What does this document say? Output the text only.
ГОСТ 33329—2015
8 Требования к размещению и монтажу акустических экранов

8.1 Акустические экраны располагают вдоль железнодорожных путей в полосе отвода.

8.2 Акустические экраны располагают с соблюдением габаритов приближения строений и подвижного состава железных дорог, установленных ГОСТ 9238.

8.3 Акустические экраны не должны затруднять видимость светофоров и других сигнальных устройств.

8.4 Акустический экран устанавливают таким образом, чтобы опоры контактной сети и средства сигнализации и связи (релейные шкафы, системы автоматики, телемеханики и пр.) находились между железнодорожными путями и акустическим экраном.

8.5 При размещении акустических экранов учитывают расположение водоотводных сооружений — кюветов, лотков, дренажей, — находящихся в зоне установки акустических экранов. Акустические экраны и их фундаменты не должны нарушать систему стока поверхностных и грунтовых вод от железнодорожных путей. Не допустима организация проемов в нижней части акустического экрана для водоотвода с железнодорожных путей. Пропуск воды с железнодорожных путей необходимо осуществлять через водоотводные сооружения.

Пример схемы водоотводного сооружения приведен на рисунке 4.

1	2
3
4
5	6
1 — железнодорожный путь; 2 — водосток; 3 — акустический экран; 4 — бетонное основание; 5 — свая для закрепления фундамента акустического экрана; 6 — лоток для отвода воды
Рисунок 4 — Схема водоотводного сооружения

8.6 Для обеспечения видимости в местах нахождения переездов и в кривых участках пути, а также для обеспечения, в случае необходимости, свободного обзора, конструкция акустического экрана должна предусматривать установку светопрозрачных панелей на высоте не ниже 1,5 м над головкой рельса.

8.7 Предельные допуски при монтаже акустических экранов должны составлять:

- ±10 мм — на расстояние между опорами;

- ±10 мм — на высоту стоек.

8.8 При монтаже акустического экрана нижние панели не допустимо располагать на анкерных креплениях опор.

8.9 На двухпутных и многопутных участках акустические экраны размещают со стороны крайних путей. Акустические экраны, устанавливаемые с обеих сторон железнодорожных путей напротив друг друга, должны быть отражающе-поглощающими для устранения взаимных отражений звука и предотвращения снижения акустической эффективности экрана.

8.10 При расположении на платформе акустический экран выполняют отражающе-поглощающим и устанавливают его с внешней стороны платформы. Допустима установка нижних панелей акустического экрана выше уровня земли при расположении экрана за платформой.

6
┄┄┄┄┄┄┄┄┄┄
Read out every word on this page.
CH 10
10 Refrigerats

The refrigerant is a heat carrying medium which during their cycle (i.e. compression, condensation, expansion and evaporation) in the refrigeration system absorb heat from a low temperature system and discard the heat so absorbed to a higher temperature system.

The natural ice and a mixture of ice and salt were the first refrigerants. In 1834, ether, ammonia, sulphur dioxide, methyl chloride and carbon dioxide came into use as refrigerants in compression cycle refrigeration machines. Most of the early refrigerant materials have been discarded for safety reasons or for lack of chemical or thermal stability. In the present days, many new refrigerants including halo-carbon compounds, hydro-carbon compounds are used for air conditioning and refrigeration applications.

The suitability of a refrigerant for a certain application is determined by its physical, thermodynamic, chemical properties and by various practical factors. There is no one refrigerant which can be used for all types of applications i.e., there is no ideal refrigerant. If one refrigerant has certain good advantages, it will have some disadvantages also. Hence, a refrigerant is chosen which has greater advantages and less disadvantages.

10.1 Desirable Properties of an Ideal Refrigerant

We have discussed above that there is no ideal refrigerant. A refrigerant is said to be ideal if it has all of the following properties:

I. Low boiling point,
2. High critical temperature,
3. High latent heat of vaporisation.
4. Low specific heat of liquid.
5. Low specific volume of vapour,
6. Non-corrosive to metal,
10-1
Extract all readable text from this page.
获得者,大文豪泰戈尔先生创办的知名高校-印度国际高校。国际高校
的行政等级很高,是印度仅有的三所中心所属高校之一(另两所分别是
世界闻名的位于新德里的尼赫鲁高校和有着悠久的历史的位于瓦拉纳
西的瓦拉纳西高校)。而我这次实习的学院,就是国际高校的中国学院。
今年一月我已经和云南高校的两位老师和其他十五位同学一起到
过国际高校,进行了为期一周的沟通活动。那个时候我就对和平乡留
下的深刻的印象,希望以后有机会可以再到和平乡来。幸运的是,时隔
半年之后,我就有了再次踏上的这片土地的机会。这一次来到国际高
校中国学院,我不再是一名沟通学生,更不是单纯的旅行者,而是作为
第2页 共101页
┄┄┄┄┄┄┄┄┄┄
Report back each line of the entries that holds the string "сооружения".

8.5 При размещении акустических экранов учитывают расположение водоотводных сооружений — кюветов, лотков, дренажей, — находящихся в зоне установки акустических экранов. Акустические экраны и их фундаменты не должны нарушать систему стока поверхностных и грунтовых вод от железнодорожных путей. Не допустима организация проемов в нижней части акустического экрана для водоотвода с железнодорожных путей. Пропуск воды с железнодорожных путей необходимо осуществлять через водоотводные сооружения.
Пример схемы водоотводного сооружения приведен на рисунке 4.
Рисунок 4 — Схема водоотводного сооружения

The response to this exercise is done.